# WHAT YOU WILL DO
Copy the lines below as they are; omit the images they contain.
━━━ PROVIDED MATERIAL
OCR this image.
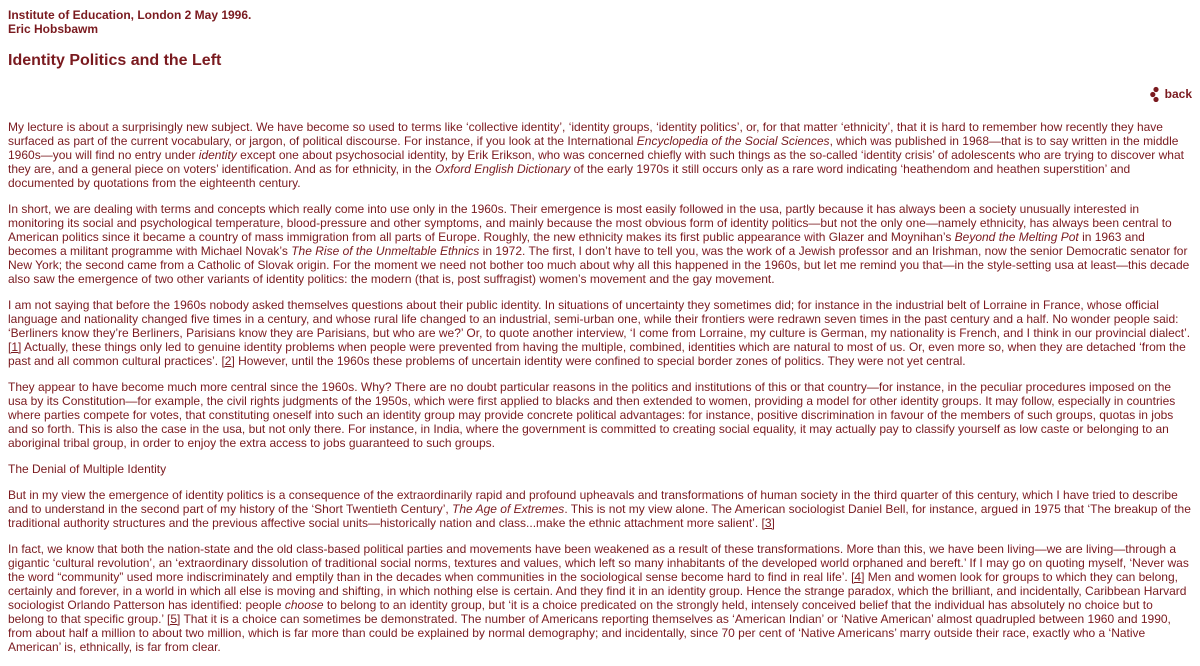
Institute of Education, London 2 May 1996.
Eric Hobsbawm
Identity Politics and the Left
back

My lecture is about a surprisingly new subject. We have become so used to terms like ‘collective identity’, ‘identity groups, ‘identity politics’, or, for that matter ‘ethnicity’, that it is hard to remember how recently they have surfaced as part of the current vocabulary, or jargon, of political discourse. For instance, if you look at the International Encyclopedia of the Social Sciences, which was published in 1968—that is to say written in the middle 1960s—you will find no entry under identity except one about psychosocial identity, by Erik Erikson, who was concerned chiefly with such things as the so-called ‘identity crisis’ of adolescents who are trying to discover what they are, and a general piece on voters’ identification. And as for ethnicity, in the Oxford English Dictionary of the early 1970s it still occurs only as a rare word indicating ‘heathendom and heathen superstition’ and documented by quotations from the eighteenth century.

In short, we are dealing with terms and concepts which really come into use only in the 1960s. Their emergence is most easily followed in the usa, partly because it has always been a society unusually interested in monitoring its social and psychological temperature, blood-pressure and other symptoms, and mainly because the most obvious form of identity politics—but not the only one—namely ethnicity, has always been central to American politics since it became a country of mass immigration from all parts of Europe. Roughly, the new ethnicity makes its first public appearance with Glazer and Moynihan’s Beyond the Melting Pot in 1963 and becomes a militant programme with Michael Novak’s The Rise of the Unmeltable Ethnics in 1972. The first, I don’t have to tell you, was the work of a Jewish professor and an Irishman, now the senior Democratic senator for New York; the second came from a Catholic of Slovak origin. For the moment we need not bother too much about why all this happened in the 1960s, but let me remind you that—in the style-setting usa at least—this decade also saw the emergence of two other variants of identity politics: the modern (that is, post suffragist) women’s movement and the gay movement.

I am not saying that before the 1960s nobody asked themselves questions about their public identity. In situations of uncertainty they sometimes did; for instance in the industrial belt of Lorraine in France, whose official language and nationality changed five times in a century, and whose rural life changed to an industrial, semi-urban one, while their frontiers were redrawn seven times in the past century and a half. No wonder people said: ‘Berliners know they’re Berliners, Parisians know they are Parisians, but who are we?’ Or, to quote another interview, ‘I come from Lorraine, my culture is German, my nationality is French, and I think in our provincial dialect’. [1] Actually, these things only led to genuine identity problems when people were prevented from having the multiple, combined, identities which are natural to most of us. Or, even more so, when they are detached ‘from the past and all common cultural practices’. [2] However, until the 1960s these problems of uncertain identity were confined to special border zones of politics. They were not yet central.

They appear to have become much more central since the 1960s. Why? There are no doubt particular reasons in the politics and institutions of this or that country—for instance, in the peculiar procedures imposed on the usa by its Constitution—for example, the civil rights judgments of the 1950s, which were first applied to blacks and then extended to women, providing a model for other identity groups. It may follow, especially in countries where parties compete for votes, that constituting oneself into such an identity group may provide concrete political advantages: for instance, positive discrimination in favour of the members of such groups, quotas in jobs and so forth. This is also the case in the usa, but not only there. For instance, in India, where the government is committed to creating social equality, it may actually pay to classify yourself as low caste or belonging to an aboriginal tribal group, in order to enjoy the extra access to jobs guaranteed to such groups.

The Denial of Multiple Identity

But in my view the emergence of identity politics is a consequence of the extraordinarily rapid and profound upheavals and transformations of human society in the third quarter of this century, which I have tried to describe and to understand in the second part of my history of the ‘Short Twentieth Century’, The Age of Extremes. This is not my view alone. The American sociologist Daniel Bell, for instance, argued in 1975 that ‘The breakup of the traditional authority structures and the previous affective social units—historically nation and class...make the ethnic attachment more salient’. [3]

In fact, we know that both the nation-state and the old class-based political parties and movements have been weakened as a result of these transformations. More than this, we have been living—we are living—through a gigantic ‘cultural revolution’, an ‘extraordinary dissolution of traditional social norms, textures and values, which left so many inhabitants of the developed world orphaned and bereft.’ If I may go on quoting myself, ‘Never was the word “community” used more indiscriminately and emptily than in the decades when communities in the sociological sense become hard to find in real life’. [4] Men and women look for groups to which they can belong, certainly and forever, in a world in which all else is moving and shifting, in which nothing else is certain. And they find it in an identity group. Hence the strange paradox, which the brilliant, and incidentally, Caribbean Harvard sociologist Orlando Patterson has identified: people choose to belong to an identity group, but ‘it is a choice predicated on the strongly held, intensely conceived belief that the individual has absolutely no choice but to belong to that specific group.’ [5] That it is a choice can sometimes be demonstrated. The number of Americans reporting themselves as ‘American Indian’ or ‘Native American’ almost quadrupled between 1960 and 1990, from about half a million to about two million, which is far more than could be explained by normal demography; and incidentally, since 70 per cent of ‘Native Americans’ marry outside their race, exactly who a ‘Native American’ is, ethnically, is far from clear.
━━━━━━
# FULL ANSWER
OCR this image.
Institute of Education, London 2 May 1996.
Eric Hobsbawm
Identity Politics and the Left
back

My lecture is about a surprisingly new subject. We have become so used to terms like ‘collective identity’, ‘identity groups, ‘identity politics’, or, for that matter ‘ethnicity’, that it is hard to remember how recently they have surfaced as part of the current vocabulary, or jargon, of political discourse. For instance, if you look at the International Encyclopedia of the Social Sciences, which was published in 1968—that is to say written in the middle 1960s—you will find no entry under identity except one about psychosocial identity, by Erik Erikson, who was concerned chiefly with such things as the so-called ‘identity crisis’ of adolescents who are trying to discover what they are, and a general piece on voters’ identification. And as for ethnicity, in the Oxford English Dictionary of the early 1970s it still occurs only as a rare word indicating ‘heathendom and heathen superstition’ and documented by quotations from the eighteenth century.

In short, we are dealing with terms and concepts which really come into use only in the 1960s. Their emergence is most easily followed in the usa, partly because it has always been a society unusually interested in monitoring its social and psychological temperature, blood-pressure and other symptoms, and mainly because the most obvious form of identity politics—but not the only one—namely ethnicity, has always been central to American politics since it became a country of mass immigration from all parts of Europe. Roughly, the new ethnicity makes its first public appearance with Glazer and Moynihan’s Beyond the Melting Pot in 1963 and becomes a militant programme with Michael Novak’s The Rise of the Unmeltable Ethnics in 1972. The first, I don’t have to tell you, was the work of a Jewish professor and an Irishman, now the senior Democratic senator for New York; the second came from a Catholic of Slovak origin. For the moment we need not bother too much about why all this happened in the 1960s, but let me remind you that—in the style-setting usa at least—this decade also saw the emergence of two other variants of identity politics: the modern (that is, post suffragist) women’s movement and the gay movement.

I am not saying that before the 1960s nobody asked themselves questions about their public identity. In situations of uncertainty they sometimes did; for instance in the industrial belt of Lorraine in France, whose official language and nationality changed five times in a century, and whose rural life changed to an industrial, semi-urban one, while their frontiers were redrawn seven times in the past century and a half. No wonder people said: ‘Berliners know they’re Berliners, Parisians know they are Parisians, but who are we?’ Or, to quote another interview, ‘I come from Lorraine, my culture is German, my nationality is French, and I think in our provincial dialect’. [1] Actually, these things only led to genuine identity problems when people were prevented from having the multiple, combined, identities which are natural to most of us. Or, even more so, when they are detached ‘from the past and all common cultural practices’. [2] However, until the 1960s these problems of uncertain identity were confined to special border zones of politics. They were not yet central.

They appear to have become much more central since the 1960s. Why? There are no doubt particular reasons in the politics and institutions of this or that country—for instance, in the peculiar procedures imposed on the usa by its Constitution—for example, the civil rights judgments of the 1950s, which were first applied to blacks and then extended to women, providing a model for other identity groups. It may follow, especially in countries where parties compete for votes, that constituting oneself into such an identity group may provide concrete political advantages: for instance, positive discrimination in favour of the members of such groups, quotas in jobs and so forth. This is also the case in the usa, but not only there. For instance, in India, where the government is committed to creating social equality, it may actually pay to classify yourself as low caste or belonging to an aboriginal tribal group, in order to enjoy the extra access to jobs guaranteed to such groups.

The Denial of Multiple Identity

But in my view the emergence of identity politics is a consequence of the extraordinarily rapid and profound upheavals and transformations of human society in the third quarter of this century, which I have tried to describe and to understand in the second part of my history of the ‘Short Twentieth Century’, The Age of Extremes. This is not my view alone. The American sociologist Daniel Bell, for instance, argued in 1975 that ‘The breakup of the traditional authority structures and the previous affective social units—historically nation and class...make the ethnic attachment more salient’. [3]

In fact, we know that both the nation-state and the old class-based political parties and movements have been weakened as a result of these transformations. More than this, we have been living—we are living—through a gigantic ‘cultural revolution’, an ‘extraordinary dissolution of traditional social norms, textures and values, which left so many inhabitants of the developed world orphaned and bereft.’ If I may go on quoting myself, ‘Never was the word “community” used more indiscriminately and emptily than in the decades when communities in the sociological sense become hard to find in real life’. [4] Men and women look for groups to which they can belong, certainly and forever, in a world in which all else is moving and shifting, in which nothing else is certain. And they find it in an identity group. Hence the strange paradox, which the brilliant, and incidentally, Caribbean Harvard sociologist Orlando Patterson has identified: people choose to belong to an identity group, but ‘it is a choice predicated on the strongly held, intensely conceived belief that the individual has absolutely no choice but to belong to that specific group.’ [5] That it is a choice can sometimes be demonstrated. The number of Americans reporting themselves as ‘American Indian’ or ‘Native American’ almost quadrupled between 1960 and 1990, from about half a million to about two million, which is far more than could be explained by normal demography; and incidentally, since 70 per cent of ‘Native Americans’ marry outside their race, exactly who a ‘Native American’ is, ethnically, is far from clear.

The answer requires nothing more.